**WHAT IS BEING ASKED**
Every line that includes the word "this" is to be listed.

**RECORD EXCERPTS**
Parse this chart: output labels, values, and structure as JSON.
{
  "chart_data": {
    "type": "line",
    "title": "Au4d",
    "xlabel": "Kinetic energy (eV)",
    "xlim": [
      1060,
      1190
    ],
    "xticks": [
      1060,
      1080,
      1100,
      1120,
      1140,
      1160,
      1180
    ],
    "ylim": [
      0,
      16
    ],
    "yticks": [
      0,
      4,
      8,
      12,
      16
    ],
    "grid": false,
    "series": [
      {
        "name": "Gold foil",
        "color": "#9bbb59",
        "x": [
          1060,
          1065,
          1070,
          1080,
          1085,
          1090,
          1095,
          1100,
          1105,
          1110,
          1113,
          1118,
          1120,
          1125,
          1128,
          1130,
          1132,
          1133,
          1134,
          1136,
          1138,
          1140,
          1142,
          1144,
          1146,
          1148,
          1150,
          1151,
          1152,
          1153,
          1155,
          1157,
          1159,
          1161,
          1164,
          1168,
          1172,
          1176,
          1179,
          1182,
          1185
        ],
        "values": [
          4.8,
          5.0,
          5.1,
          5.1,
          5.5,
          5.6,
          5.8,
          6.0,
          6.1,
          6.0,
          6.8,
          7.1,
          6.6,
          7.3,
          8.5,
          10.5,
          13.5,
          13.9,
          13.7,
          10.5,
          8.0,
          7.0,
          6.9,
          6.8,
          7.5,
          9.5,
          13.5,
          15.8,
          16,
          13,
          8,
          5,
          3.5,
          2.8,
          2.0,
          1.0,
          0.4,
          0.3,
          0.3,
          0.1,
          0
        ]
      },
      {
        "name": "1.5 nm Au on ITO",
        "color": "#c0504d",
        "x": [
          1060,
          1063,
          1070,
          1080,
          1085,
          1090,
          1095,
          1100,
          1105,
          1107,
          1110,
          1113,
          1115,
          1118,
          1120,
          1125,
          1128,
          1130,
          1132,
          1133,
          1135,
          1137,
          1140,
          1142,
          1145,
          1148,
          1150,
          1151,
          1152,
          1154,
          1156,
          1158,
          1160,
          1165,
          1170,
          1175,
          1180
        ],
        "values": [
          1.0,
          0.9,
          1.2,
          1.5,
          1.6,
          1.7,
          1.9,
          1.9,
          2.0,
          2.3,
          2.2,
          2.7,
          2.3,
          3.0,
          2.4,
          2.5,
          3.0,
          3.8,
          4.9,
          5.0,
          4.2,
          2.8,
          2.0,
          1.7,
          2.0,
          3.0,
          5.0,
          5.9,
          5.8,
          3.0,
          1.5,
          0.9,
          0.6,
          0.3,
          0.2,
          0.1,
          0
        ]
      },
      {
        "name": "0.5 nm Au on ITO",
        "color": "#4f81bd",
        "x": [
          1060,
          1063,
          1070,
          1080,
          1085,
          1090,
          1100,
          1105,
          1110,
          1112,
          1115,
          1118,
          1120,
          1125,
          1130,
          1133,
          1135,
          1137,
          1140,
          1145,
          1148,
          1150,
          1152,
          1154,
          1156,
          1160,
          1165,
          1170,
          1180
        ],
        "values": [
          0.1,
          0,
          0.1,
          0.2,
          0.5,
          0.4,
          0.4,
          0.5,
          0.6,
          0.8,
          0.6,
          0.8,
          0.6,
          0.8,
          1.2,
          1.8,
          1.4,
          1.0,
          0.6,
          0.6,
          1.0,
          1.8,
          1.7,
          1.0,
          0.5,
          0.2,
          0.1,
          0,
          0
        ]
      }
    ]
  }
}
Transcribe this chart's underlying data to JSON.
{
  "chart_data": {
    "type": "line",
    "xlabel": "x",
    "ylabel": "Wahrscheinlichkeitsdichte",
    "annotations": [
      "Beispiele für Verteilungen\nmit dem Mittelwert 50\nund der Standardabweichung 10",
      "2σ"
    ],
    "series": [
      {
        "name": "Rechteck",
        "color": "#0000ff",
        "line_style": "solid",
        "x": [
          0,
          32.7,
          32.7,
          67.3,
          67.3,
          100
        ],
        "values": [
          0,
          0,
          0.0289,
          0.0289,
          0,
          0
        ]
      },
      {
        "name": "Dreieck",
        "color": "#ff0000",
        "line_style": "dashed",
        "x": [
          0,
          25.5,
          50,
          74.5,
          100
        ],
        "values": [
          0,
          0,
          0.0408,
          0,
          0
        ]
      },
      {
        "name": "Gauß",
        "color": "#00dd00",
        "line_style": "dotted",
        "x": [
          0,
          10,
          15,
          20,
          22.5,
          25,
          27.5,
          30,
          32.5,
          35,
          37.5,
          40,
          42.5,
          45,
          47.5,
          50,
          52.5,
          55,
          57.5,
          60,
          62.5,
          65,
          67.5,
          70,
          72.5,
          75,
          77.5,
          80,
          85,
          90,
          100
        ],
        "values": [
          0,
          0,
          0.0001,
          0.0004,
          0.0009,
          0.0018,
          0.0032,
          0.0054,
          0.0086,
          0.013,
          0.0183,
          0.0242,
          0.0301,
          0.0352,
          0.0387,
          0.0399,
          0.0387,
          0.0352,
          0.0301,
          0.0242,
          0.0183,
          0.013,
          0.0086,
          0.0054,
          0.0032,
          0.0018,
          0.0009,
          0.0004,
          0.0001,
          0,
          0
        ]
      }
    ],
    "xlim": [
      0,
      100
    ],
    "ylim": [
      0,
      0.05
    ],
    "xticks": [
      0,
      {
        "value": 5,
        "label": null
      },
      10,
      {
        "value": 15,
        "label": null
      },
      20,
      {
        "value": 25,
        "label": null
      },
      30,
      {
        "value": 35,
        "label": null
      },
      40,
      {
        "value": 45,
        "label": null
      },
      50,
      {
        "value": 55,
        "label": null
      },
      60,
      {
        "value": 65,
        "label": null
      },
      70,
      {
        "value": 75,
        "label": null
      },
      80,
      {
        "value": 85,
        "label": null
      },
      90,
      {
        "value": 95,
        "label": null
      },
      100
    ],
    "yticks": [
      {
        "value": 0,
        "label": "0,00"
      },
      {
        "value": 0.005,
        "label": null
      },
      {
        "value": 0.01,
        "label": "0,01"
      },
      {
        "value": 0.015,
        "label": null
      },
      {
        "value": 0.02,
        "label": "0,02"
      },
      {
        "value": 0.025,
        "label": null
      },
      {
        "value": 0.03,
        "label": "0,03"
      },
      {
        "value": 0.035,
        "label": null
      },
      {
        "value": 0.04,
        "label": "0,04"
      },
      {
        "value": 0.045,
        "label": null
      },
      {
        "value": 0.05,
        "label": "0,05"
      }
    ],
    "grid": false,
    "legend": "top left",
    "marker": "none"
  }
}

**PROBLEM SOLUTION**
Parse this chart: output labels, values, and structure as JSON.
Transcribe this chart's underlying data to JSON.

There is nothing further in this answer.